ITEMS:
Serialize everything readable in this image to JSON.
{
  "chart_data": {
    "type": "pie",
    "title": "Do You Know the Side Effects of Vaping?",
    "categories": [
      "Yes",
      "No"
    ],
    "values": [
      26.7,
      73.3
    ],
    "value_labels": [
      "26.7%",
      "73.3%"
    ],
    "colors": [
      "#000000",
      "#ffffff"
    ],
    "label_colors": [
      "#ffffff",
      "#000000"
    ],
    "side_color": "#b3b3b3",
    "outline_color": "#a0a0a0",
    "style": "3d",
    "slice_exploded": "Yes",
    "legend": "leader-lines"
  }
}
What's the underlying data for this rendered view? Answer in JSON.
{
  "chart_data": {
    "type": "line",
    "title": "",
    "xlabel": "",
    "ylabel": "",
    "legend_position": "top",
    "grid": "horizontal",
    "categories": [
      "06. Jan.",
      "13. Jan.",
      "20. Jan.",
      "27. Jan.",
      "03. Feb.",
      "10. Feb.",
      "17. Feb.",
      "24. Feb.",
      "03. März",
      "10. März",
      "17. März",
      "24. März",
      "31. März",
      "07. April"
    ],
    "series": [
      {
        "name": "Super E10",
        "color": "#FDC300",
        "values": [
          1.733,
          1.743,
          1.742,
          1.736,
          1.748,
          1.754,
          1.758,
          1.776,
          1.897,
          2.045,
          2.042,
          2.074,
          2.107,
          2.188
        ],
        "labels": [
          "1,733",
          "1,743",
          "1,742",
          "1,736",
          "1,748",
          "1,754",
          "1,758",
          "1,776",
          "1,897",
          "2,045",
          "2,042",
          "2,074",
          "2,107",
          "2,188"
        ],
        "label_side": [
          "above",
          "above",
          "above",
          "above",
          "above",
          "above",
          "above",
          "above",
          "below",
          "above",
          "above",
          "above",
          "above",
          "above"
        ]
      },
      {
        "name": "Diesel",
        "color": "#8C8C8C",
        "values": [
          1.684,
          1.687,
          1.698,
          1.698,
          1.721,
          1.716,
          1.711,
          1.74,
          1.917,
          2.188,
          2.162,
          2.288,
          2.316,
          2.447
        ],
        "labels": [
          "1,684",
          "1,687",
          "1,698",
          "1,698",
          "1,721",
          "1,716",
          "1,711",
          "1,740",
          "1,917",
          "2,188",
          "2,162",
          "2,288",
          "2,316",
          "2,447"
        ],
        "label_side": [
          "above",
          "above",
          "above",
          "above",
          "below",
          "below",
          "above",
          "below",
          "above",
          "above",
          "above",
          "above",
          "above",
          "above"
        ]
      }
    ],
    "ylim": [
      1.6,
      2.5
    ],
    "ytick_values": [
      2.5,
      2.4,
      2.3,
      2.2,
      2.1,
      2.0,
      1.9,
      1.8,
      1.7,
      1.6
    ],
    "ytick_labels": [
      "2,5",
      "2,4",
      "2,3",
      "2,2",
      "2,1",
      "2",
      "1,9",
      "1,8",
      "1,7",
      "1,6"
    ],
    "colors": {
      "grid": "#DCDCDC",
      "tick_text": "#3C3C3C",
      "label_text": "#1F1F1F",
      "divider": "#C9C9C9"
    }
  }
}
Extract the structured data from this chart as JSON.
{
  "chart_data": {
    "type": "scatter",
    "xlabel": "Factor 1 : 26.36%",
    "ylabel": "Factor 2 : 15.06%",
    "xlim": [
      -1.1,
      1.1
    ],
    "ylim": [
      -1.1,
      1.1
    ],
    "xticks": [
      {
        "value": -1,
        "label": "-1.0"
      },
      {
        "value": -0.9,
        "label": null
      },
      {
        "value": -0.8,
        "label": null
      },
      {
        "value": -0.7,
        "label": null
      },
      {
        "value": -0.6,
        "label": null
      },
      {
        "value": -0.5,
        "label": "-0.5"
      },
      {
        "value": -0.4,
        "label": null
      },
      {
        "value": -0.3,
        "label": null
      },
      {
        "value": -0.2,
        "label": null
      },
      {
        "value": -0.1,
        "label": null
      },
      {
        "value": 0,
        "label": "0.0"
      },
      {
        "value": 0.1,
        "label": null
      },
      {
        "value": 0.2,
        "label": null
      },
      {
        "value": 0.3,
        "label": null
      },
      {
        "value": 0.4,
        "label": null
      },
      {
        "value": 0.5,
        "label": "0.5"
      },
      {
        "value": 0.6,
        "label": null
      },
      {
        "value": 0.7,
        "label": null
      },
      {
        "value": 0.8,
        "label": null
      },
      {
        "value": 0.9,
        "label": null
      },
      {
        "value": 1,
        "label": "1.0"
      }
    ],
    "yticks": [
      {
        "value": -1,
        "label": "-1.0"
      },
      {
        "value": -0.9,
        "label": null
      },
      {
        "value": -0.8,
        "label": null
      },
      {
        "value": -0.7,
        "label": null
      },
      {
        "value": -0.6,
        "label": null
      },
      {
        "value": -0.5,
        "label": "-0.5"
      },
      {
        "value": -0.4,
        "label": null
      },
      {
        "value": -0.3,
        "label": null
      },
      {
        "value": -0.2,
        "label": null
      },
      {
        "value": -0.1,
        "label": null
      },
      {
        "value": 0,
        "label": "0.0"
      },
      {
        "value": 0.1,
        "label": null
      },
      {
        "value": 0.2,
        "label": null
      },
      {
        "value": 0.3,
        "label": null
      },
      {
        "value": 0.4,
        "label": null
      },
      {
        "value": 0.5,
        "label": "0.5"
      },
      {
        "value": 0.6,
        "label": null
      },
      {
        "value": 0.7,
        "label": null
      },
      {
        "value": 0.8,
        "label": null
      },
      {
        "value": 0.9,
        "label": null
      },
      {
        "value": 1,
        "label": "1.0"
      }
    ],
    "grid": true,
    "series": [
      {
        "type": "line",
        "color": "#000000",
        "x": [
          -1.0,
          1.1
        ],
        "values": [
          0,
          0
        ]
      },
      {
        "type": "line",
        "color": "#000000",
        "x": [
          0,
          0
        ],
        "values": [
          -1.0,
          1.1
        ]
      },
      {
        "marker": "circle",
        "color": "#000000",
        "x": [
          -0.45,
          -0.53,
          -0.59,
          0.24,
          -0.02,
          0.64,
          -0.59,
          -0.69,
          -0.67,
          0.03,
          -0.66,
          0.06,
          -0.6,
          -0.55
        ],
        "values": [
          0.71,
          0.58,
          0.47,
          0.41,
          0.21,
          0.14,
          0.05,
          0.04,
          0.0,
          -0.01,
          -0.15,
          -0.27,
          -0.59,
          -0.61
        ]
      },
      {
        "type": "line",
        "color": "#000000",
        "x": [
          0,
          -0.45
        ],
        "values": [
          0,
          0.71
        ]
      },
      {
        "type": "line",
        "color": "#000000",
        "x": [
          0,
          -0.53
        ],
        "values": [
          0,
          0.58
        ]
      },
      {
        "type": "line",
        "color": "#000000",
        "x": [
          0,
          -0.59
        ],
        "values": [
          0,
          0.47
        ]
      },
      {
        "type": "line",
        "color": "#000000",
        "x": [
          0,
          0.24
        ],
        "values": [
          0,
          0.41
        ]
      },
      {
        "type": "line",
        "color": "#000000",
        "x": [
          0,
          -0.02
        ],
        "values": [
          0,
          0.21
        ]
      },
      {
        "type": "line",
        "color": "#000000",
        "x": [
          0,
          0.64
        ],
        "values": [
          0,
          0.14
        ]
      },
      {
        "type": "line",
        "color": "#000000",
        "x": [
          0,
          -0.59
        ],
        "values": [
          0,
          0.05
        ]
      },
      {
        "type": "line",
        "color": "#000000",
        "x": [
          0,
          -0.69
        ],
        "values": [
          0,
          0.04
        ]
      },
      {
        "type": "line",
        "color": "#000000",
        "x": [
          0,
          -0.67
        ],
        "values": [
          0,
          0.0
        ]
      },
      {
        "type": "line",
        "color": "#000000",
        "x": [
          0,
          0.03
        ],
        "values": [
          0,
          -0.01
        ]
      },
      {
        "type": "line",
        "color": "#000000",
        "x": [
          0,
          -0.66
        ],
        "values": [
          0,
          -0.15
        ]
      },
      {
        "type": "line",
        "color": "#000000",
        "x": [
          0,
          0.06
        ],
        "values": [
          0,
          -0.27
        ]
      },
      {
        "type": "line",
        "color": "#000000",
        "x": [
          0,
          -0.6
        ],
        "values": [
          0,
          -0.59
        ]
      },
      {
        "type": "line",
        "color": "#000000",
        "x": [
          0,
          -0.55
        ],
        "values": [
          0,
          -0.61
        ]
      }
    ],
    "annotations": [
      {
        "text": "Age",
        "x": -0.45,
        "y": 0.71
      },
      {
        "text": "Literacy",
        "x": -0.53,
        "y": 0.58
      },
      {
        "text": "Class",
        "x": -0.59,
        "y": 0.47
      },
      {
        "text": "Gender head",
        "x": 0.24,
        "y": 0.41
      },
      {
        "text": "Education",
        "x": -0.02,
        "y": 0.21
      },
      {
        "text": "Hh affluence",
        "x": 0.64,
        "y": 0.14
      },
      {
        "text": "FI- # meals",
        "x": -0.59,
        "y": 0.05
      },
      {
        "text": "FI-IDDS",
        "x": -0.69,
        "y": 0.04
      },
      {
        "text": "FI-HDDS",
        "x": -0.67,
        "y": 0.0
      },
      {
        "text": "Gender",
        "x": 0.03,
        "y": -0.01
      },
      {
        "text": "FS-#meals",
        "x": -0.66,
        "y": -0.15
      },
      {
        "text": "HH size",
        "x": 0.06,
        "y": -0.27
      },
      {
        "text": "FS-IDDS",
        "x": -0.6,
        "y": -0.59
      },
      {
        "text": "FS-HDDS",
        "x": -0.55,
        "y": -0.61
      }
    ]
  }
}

TO DO:
From the entries above, extract every line where the word "Factor" appears.

RESULT FOR THIS EXERCISE:
    "xlabel": "Factor 1 : 26.36%",
    "ylabel": "Factor 2 : 15.06%",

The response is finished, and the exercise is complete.